Problems to work on -
A – Using the Leicester City article below, decide whether each statement agrees with it. Answer yes or no and quote the exact words that settle it: (i) Leicester City have 38 points from 19 games; (ii) the writer thinks Leicester deserved to win at Hillsborough; (iii) Leicester City are in second place.
B – Pick up the Leicester City article below after its final sentence and keep writing it.

Provided passage -
┌──

Head Strong: Why Mentality is The Key to Leicester City’s season

On the brink of football’s busiest time of the season, Leicester City stand on the cusp of the top two with an impressive 38 points from 19 games played, promotion form, as the pundits like to call it. However, The Foxes fans’ morale has sunken following two defeats last week to lowly Sheffield Wednesday and Brighton & Hove Albion. Ahead, of a huge week for Leicester City in which they face both of the top two as well as Premier League giants, Manchester City, this new form and indeed attitude seems like a less than desirable way to tackle it.

Crucial... The high-flying Foxes face Burnely, Man City and QPR next week.

Crucial… The high-flying Foxes face Burnely, Man City and QPR next week.

From an outside perspective, a fan seeming discontented in third place following two defeats, which haven’t proven very costly would seem absolutely laughable. And I’d tend to agree with those who take that view. The Foxes despite deserving to lose at both Hillsborough and the AMEX Stadium have put in plenty of positives prior to last week to get them in to the lofty position that they’re in. Many fans are worried that this is the start of yet another downturn in form, like the one that scuppered any chance of automatic promotion last season.  Many believe that City’s young squad lacked the mental strength to overcome adversity last season but Nigel Pearson’s squad seem suited for recovery following last season’s cruel ending at Vicarage Road.

└──

Source data -
┌──

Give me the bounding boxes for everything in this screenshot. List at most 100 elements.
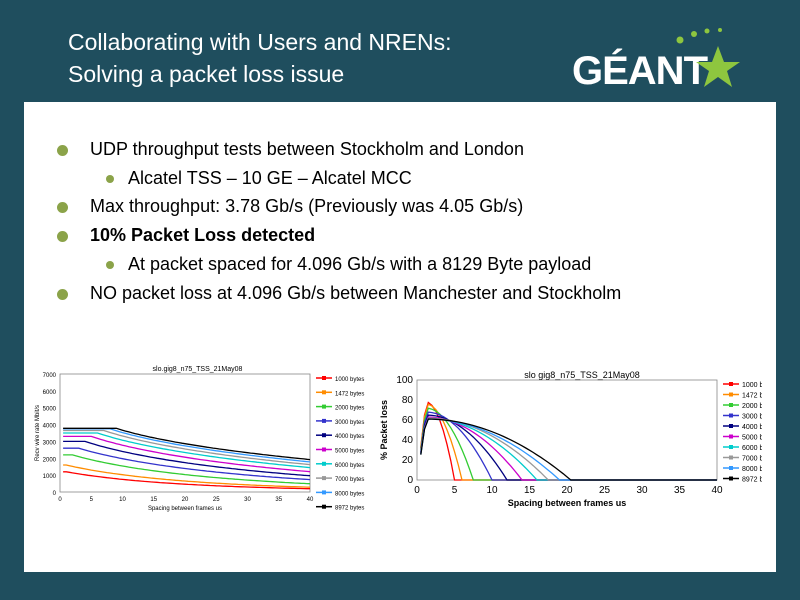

└──

Expected responses -
A –
(i) Yes: "an impressive 38 points from 19 games played"
(ii) No: "despite deserving to lose at both Hillsborough and the AMEX Stadium"
(iii) No: "a fan seeming discontented in third place"

B –
Emulation… Leicester’s record mirrors champions, Cardiff’s.

There’s no surprise that City fans fear the worst, after last week given 2013’s downward spiral and the club’s reputation of ‘bottling’ good positions and being a ‘nearly club’. But one thing Leicester fans mustn’t forget to apply when assessing the club’s position is perspective. Leicester remain just one point of the top spot, four ahead of fourth place Derby and seven points clear of the play-off’s chasing pack. The Foxes are 5 points better off than at this stage last season and 9 better off than the 2011–12 campaign. As a matter of fact, last season’s champions, Cardiff City held the exact same record of 12–2–5 at this stage last season as the Foxes do now. As well as this, the mental strength of the squad seems to have improved with the Foxes already managing to salvage 10 points from losing positions this season. The side even managed a 3-0 thumping of Watford, at the very ground where their promotion hopes were callously dashed in May.

Support… Lessened expectation could be City’s catalyst.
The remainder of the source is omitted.